== REQUIRED WORK ==
Return the lines below that carry the word "نظام".

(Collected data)
►

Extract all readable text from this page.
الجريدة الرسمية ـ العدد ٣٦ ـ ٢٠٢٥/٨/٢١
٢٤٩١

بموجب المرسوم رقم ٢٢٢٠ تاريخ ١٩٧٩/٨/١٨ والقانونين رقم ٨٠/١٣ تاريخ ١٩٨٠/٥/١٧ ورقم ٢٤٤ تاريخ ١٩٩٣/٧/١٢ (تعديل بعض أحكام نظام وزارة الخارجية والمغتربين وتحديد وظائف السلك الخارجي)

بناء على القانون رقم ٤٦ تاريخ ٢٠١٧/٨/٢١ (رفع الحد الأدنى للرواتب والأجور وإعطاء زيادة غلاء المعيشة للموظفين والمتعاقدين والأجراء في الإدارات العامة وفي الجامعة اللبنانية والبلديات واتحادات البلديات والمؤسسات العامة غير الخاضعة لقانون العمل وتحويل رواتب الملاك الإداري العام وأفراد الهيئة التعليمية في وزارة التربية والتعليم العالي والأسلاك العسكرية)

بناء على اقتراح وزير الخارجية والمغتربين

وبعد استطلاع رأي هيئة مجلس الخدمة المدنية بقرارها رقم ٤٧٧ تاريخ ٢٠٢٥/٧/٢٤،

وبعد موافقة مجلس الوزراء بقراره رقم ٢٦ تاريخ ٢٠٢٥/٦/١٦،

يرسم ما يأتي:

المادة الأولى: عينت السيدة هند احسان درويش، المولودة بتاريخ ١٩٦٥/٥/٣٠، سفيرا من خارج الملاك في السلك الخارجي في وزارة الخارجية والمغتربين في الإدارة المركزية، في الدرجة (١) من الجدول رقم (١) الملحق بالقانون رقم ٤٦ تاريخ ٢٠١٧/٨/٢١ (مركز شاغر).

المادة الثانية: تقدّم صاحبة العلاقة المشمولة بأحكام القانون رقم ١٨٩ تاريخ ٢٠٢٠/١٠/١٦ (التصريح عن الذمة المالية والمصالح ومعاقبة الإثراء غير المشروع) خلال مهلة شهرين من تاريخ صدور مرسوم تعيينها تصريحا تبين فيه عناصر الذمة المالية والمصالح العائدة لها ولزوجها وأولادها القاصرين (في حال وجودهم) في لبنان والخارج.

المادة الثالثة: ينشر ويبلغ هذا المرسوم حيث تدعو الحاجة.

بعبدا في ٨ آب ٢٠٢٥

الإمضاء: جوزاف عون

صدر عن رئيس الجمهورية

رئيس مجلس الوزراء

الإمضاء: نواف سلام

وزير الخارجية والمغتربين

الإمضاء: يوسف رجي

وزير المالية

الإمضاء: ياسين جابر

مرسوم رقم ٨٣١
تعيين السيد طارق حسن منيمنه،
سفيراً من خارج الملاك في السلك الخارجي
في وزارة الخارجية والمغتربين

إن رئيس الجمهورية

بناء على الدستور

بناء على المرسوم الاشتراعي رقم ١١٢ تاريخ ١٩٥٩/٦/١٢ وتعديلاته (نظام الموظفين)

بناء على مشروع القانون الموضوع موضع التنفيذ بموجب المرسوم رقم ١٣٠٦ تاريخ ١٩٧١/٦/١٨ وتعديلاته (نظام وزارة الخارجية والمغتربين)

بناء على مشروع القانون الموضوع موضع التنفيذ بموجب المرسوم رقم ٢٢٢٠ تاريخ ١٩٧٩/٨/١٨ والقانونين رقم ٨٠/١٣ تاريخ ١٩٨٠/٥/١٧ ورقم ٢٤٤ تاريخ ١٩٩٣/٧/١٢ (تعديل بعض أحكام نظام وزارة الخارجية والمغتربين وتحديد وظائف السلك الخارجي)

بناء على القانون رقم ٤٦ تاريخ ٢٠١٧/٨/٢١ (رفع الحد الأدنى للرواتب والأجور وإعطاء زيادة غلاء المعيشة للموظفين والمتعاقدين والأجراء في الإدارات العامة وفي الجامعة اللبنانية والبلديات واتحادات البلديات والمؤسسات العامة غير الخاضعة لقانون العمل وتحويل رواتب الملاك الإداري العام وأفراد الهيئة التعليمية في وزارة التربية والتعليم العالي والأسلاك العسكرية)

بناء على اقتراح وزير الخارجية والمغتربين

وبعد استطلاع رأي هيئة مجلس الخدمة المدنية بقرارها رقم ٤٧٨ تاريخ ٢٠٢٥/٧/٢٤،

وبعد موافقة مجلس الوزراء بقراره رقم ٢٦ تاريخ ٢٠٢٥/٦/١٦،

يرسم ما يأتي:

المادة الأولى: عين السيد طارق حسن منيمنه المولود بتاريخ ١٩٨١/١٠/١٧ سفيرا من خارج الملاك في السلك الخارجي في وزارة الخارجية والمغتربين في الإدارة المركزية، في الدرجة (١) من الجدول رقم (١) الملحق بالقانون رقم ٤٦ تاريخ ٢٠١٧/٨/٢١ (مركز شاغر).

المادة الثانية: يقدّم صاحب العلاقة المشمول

◄

== RESULT OF THIS EXERCISE ==
بموجب المرسوم رقم ٢٢٢٠ تاريخ ١٩٧٩/٨/١٨ والقانونين رقم ٨٠/١٣ تاريخ ١٩٨٠/٥/١٧ ورقم ٢٤٤ تاريخ ١٩٩٣/٧/١٢ (تعديل بعض أحكام نظام وزارة الخارجية والمغتربين وتحديد وظائف السلك الخارجي)
بناء على المرسوم الاشتراعي رقم ١١٢ تاريخ ١٩٥٩/٦/١٢ وتعديلاته (نظام الموظفين)
بناء على مشروع القانون الموضوع موضع التنفيذ بموجب المرسوم رقم ١٣٠٦ تاريخ ١٩٧١/٦/١٨ وتعديلاته (نظام وزارة الخارجية والمغتربين)
بناء على مشروع القانون الموضوع موضع التنفيذ بموجب المرسوم رقم ٢٢٢٠ تاريخ ١٩٧٩/٨/١٨ والقانونين رقم ٨٠/١٣ تاريخ ١٩٨٠/٥/١٧ ورقم ٢٤٤ تاريخ ١٩٩٣/٧/١٢ (تعديل بعض أحكام نظام وزارة الخارجية والمغتربين وتحديد وظائف السلك الخارجي)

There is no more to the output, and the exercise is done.